▶ [WRITTEN EXERCISE]
Write out every line of the material below, keeping each one identical to the original.

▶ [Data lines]
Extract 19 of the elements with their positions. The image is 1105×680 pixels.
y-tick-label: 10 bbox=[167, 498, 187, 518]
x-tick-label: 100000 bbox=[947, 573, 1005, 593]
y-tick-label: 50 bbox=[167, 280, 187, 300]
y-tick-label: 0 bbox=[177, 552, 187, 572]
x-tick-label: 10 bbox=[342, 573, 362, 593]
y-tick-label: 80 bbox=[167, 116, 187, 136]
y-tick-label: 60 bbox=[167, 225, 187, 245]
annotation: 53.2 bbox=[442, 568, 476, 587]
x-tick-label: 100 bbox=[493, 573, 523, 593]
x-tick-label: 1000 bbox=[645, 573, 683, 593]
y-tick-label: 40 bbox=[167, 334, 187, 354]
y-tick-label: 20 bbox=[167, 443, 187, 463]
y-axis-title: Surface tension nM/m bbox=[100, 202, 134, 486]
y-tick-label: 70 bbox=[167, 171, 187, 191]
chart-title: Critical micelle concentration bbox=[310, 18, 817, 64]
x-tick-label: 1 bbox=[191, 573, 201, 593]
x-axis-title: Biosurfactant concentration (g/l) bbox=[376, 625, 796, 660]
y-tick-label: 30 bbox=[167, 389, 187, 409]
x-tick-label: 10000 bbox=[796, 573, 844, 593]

▶ [SOLUTION FOR THIS TASK]
Extract 19 of the elements with their positions. The image is 1105×680 pixels.
y-tick-label: 10 bbox=[167, 498, 187, 518]
x-tick-label: 100000 bbox=[947, 573, 1005, 593]
y-tick-label: 50 bbox=[167, 280, 187, 300]
y-tick-label: 0 bbox=[177, 552, 187, 572]
x-tick-label: 10 bbox=[342, 573, 362, 593]
y-tick-label: 80 bbox=[167, 116, 187, 136]
y-tick-label: 60 bbox=[167, 225, 187, 245]
annotation: 53.2 bbox=[442, 568, 476, 587]
x-tick-label: 100 bbox=[493, 573, 523, 593]
x-tick-label: 1000 bbox=[645, 573, 683, 593]
y-tick-label: 40 bbox=[167, 334, 187, 354]
y-tick-label: 20 bbox=[167, 443, 187, 463]
y-axis-title: Surface tension nM/m bbox=[100, 202, 134, 486]
y-tick-label: 70 bbox=[167, 171, 187, 191]
chart-title: Critical micelle concentration bbox=[310, 18, 817, 64]
x-tick-label: 1 bbox=[191, 573, 201, 593]
x-axis-title: Biosurfactant concentration (g/l) bbox=[376, 625, 796, 660]
y-tick-label: 30 bbox=[167, 389, 187, 409]
x-tick-label: 10000 bbox=[796, 573, 844, 593]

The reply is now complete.